* _Requirements_: Search the material and gather each line with "text" in it.
========
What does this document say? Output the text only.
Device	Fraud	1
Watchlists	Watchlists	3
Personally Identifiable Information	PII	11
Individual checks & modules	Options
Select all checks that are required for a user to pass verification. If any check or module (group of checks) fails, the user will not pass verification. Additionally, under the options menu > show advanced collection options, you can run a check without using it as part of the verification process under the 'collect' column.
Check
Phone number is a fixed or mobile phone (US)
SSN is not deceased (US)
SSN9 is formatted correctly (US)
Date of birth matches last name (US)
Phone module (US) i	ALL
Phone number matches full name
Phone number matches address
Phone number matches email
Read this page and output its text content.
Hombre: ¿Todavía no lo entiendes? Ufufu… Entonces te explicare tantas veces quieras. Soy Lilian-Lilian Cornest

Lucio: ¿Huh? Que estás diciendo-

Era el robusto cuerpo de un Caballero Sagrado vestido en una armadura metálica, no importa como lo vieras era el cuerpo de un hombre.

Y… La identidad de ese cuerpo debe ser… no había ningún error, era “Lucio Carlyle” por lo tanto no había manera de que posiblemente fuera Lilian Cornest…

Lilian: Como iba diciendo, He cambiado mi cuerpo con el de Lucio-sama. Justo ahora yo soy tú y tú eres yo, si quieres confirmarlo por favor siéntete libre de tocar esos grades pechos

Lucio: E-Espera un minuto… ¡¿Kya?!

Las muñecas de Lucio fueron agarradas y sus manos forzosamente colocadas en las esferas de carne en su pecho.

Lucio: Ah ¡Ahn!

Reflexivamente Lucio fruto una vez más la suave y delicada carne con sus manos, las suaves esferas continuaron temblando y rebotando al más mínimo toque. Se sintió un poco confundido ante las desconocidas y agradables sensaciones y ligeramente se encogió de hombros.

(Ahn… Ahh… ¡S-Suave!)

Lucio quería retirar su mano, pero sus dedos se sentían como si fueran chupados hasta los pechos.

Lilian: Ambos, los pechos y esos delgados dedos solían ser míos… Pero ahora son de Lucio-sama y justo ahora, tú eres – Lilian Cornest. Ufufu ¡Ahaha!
========
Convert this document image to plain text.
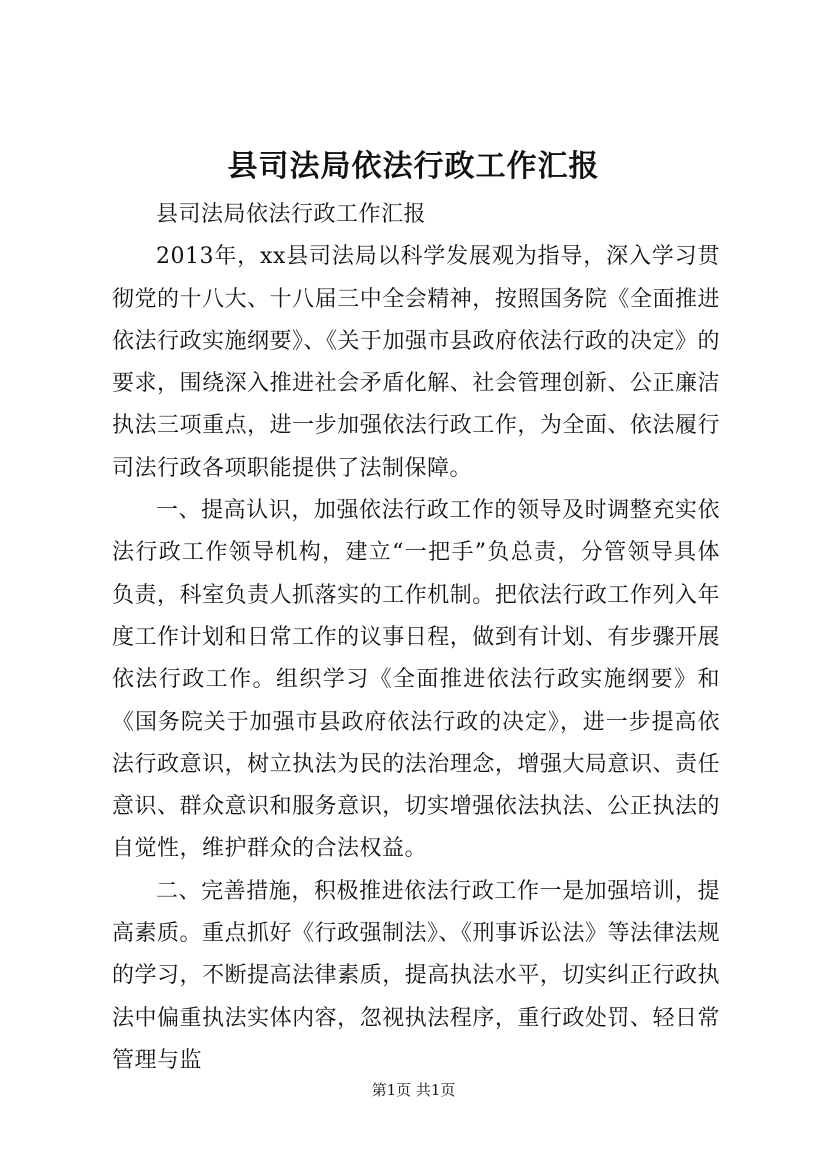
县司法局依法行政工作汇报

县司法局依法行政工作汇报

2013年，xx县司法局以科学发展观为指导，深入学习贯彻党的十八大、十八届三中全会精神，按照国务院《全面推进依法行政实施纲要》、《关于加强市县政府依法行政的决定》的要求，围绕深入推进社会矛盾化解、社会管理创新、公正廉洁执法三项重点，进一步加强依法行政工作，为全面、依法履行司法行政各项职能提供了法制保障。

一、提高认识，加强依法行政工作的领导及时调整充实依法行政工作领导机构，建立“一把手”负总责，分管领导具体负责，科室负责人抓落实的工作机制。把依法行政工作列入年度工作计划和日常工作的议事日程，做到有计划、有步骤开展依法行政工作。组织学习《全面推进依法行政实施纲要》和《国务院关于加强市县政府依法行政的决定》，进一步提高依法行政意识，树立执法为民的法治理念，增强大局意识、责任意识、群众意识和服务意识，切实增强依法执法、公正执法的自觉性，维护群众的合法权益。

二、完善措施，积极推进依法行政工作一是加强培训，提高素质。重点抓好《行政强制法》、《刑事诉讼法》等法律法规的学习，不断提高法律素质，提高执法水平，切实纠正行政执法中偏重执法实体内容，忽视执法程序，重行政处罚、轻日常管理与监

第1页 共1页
========
* _Response to this exercise_:
What does this document say? Output the text only.
Read this page and output its text content.
Convert this document image to plain text.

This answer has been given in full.